* **Recorded data**
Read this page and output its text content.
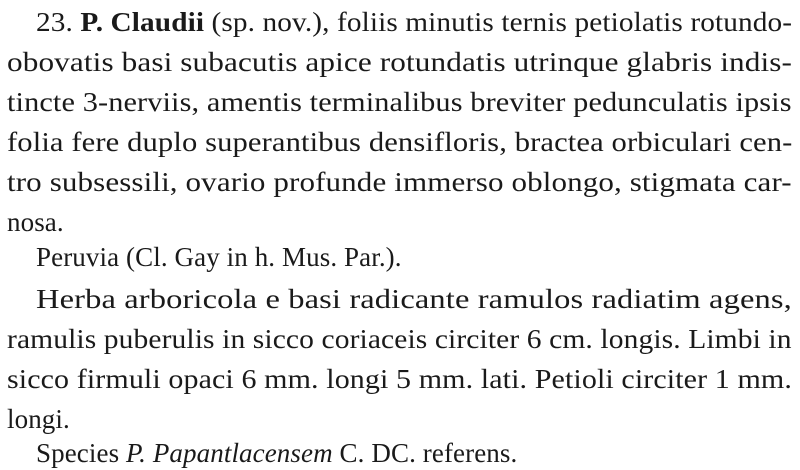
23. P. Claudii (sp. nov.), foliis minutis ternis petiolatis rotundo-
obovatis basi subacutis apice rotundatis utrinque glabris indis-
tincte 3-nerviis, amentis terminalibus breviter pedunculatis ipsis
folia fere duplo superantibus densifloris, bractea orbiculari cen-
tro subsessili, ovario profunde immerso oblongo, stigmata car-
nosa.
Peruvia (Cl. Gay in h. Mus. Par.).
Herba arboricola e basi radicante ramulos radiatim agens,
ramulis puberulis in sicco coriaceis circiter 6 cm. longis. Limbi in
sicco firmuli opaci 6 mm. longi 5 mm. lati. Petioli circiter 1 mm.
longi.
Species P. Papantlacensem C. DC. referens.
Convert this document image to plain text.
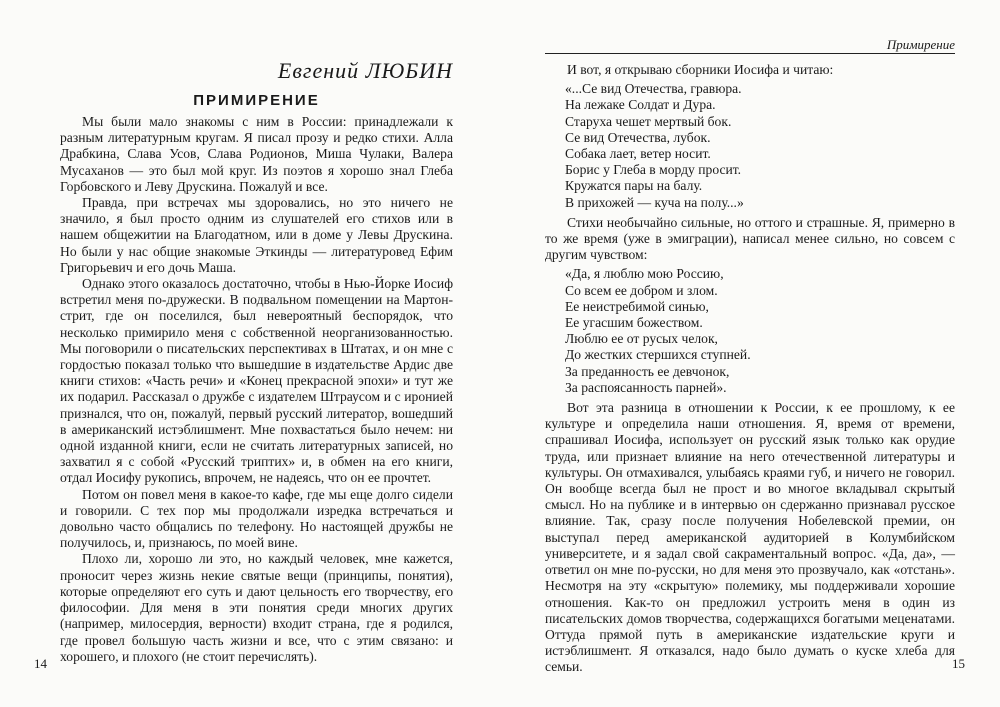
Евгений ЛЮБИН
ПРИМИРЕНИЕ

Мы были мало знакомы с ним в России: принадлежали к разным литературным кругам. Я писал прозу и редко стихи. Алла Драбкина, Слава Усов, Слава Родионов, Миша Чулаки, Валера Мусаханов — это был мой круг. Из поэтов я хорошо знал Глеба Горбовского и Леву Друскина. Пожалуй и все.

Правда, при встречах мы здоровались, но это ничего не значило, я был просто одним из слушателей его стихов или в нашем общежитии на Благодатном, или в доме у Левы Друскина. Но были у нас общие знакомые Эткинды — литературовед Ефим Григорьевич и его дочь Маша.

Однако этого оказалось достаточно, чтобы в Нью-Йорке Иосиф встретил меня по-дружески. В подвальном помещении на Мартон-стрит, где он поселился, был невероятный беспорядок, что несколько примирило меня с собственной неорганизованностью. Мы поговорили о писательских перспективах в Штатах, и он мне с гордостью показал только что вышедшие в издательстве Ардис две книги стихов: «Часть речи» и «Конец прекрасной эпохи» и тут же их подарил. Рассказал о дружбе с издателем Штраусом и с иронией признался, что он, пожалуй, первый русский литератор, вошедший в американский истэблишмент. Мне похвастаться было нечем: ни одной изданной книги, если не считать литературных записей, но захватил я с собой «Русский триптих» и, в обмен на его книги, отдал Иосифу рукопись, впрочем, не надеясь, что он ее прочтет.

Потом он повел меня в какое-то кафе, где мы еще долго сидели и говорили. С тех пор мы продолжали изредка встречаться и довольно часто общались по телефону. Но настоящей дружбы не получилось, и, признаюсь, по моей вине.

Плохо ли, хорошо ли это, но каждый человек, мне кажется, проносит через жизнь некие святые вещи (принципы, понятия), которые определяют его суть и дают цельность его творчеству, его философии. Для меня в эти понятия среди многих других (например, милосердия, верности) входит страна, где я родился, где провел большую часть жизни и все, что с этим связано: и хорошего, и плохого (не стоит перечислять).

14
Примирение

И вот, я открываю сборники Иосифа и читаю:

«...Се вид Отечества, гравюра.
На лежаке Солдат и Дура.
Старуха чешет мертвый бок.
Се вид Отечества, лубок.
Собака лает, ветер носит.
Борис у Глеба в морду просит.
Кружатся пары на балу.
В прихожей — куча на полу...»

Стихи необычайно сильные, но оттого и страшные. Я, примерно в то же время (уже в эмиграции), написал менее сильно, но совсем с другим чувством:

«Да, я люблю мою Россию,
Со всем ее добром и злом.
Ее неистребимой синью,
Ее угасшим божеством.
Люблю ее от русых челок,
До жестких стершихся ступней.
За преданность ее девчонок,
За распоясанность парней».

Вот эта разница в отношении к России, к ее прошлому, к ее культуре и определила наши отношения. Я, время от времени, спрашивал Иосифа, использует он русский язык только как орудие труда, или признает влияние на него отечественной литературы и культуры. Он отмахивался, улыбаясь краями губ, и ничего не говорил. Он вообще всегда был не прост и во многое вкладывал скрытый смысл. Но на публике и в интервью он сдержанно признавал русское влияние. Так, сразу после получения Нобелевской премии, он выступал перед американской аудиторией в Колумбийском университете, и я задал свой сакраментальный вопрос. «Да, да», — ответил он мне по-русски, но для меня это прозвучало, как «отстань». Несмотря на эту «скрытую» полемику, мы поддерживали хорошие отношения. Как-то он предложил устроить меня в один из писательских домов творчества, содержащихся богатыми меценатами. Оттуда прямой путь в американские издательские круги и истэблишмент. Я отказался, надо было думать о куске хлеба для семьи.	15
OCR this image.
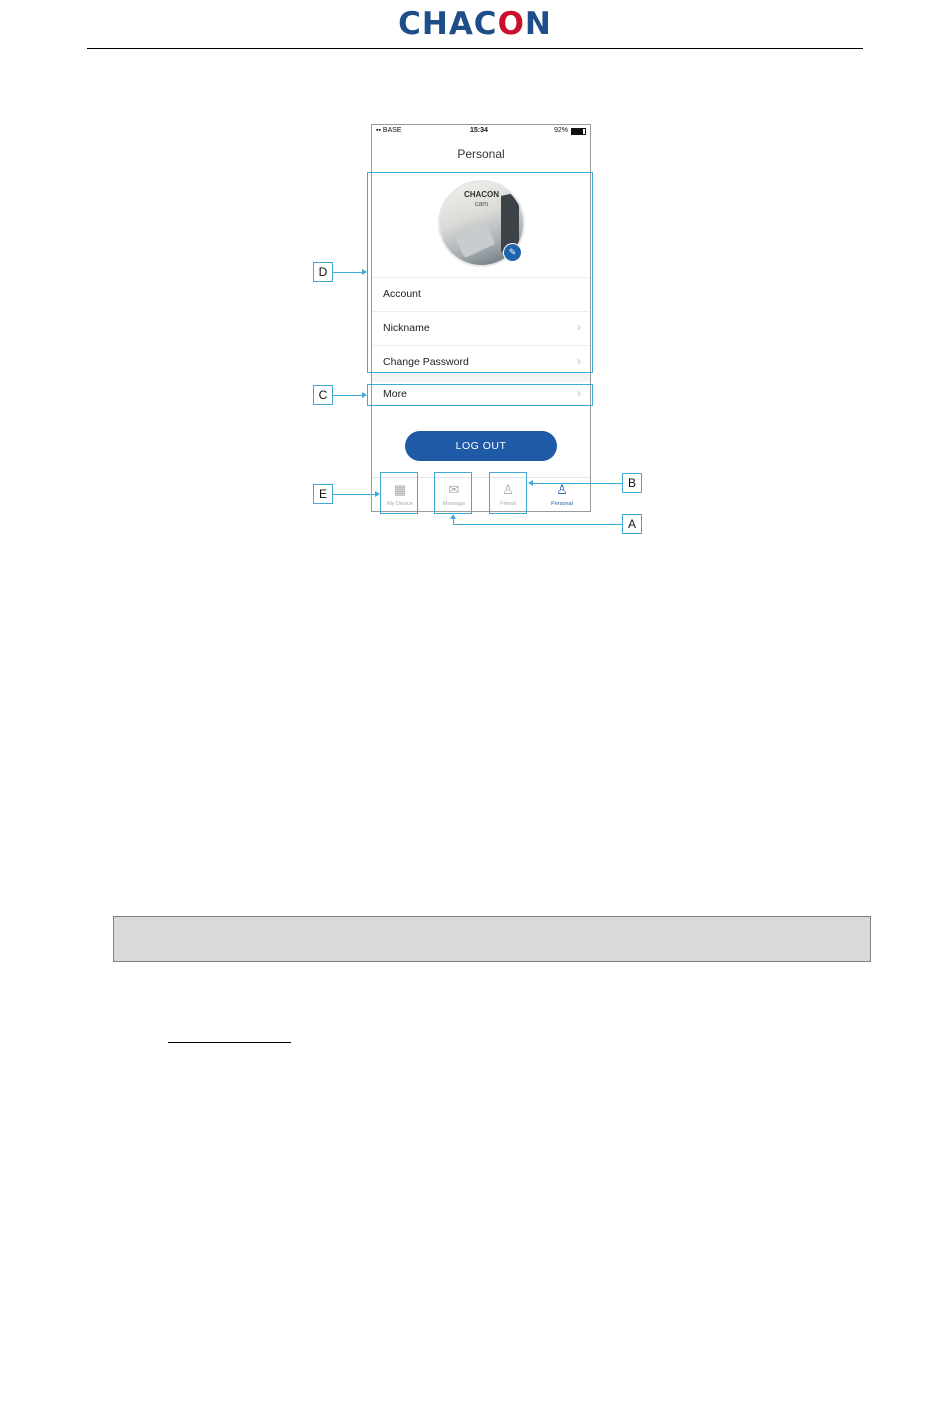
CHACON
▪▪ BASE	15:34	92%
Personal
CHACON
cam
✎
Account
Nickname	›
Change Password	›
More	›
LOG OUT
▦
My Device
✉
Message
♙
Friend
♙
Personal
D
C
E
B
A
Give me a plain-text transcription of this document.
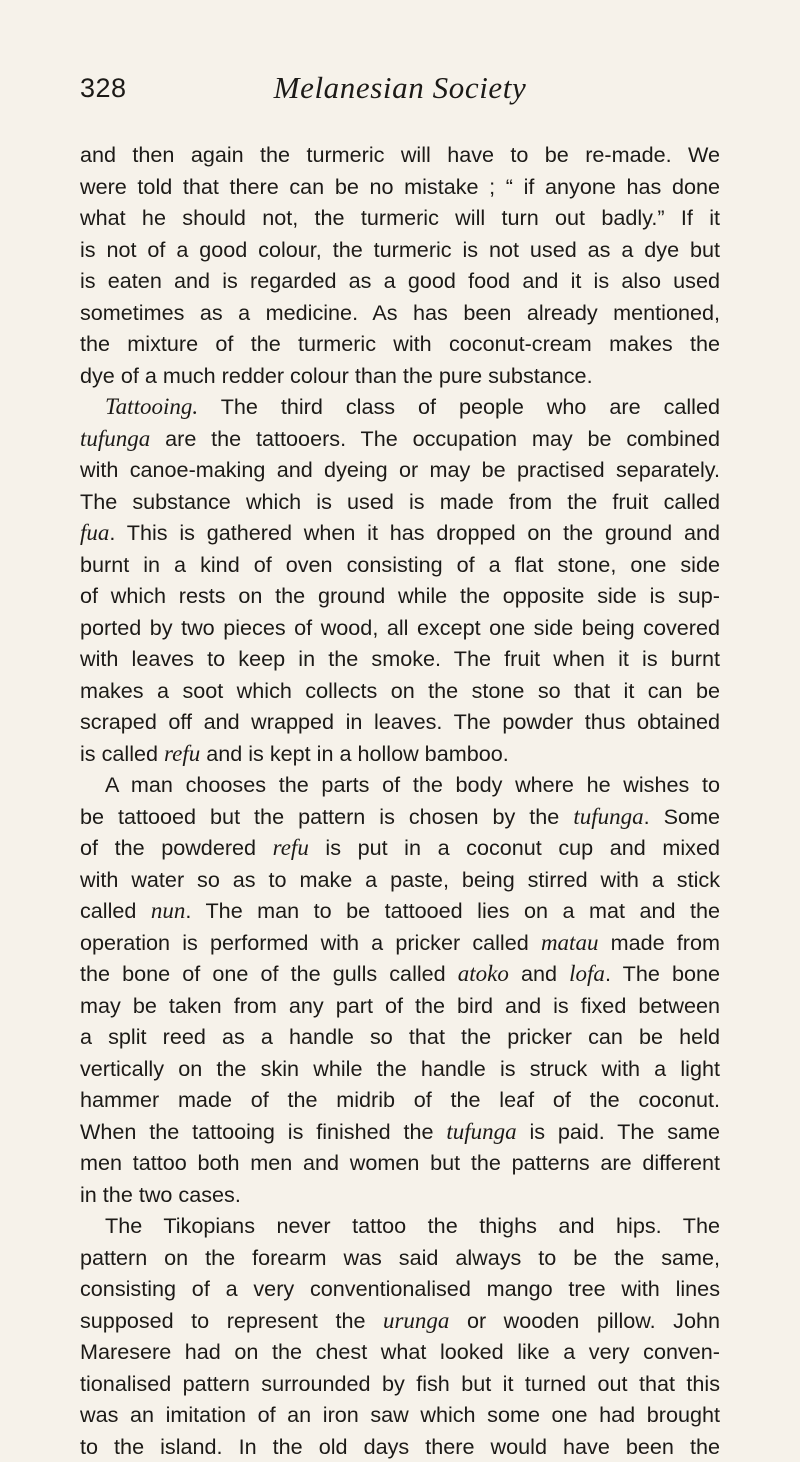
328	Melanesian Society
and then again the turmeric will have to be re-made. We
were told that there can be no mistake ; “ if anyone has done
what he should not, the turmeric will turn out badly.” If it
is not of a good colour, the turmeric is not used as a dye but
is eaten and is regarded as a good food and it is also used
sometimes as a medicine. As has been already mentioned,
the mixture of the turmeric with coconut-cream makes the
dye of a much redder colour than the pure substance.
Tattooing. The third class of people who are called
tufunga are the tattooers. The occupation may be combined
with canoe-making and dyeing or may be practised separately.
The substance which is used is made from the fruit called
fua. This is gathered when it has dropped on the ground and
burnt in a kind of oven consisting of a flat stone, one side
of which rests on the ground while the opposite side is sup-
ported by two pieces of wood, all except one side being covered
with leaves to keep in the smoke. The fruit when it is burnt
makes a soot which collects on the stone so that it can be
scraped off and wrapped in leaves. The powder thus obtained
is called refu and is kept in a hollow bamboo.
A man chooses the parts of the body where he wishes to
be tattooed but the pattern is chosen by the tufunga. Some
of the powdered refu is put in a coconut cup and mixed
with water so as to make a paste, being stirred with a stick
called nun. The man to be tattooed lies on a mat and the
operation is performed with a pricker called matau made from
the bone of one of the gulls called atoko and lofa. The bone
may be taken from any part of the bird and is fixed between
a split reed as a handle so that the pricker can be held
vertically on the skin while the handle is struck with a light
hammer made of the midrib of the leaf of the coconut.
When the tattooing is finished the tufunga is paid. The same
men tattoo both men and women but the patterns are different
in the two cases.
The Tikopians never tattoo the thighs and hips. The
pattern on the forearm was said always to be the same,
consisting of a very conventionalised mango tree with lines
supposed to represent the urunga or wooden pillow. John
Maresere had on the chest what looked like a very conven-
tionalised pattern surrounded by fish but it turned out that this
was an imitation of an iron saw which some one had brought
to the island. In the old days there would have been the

* **Written task**
Search the data for "ground". Copy every matching line.

* **Answer to the exercise**
fua. This is gathered when it has dropped on the ground and
of which rests on the ground while the opposite side is sup-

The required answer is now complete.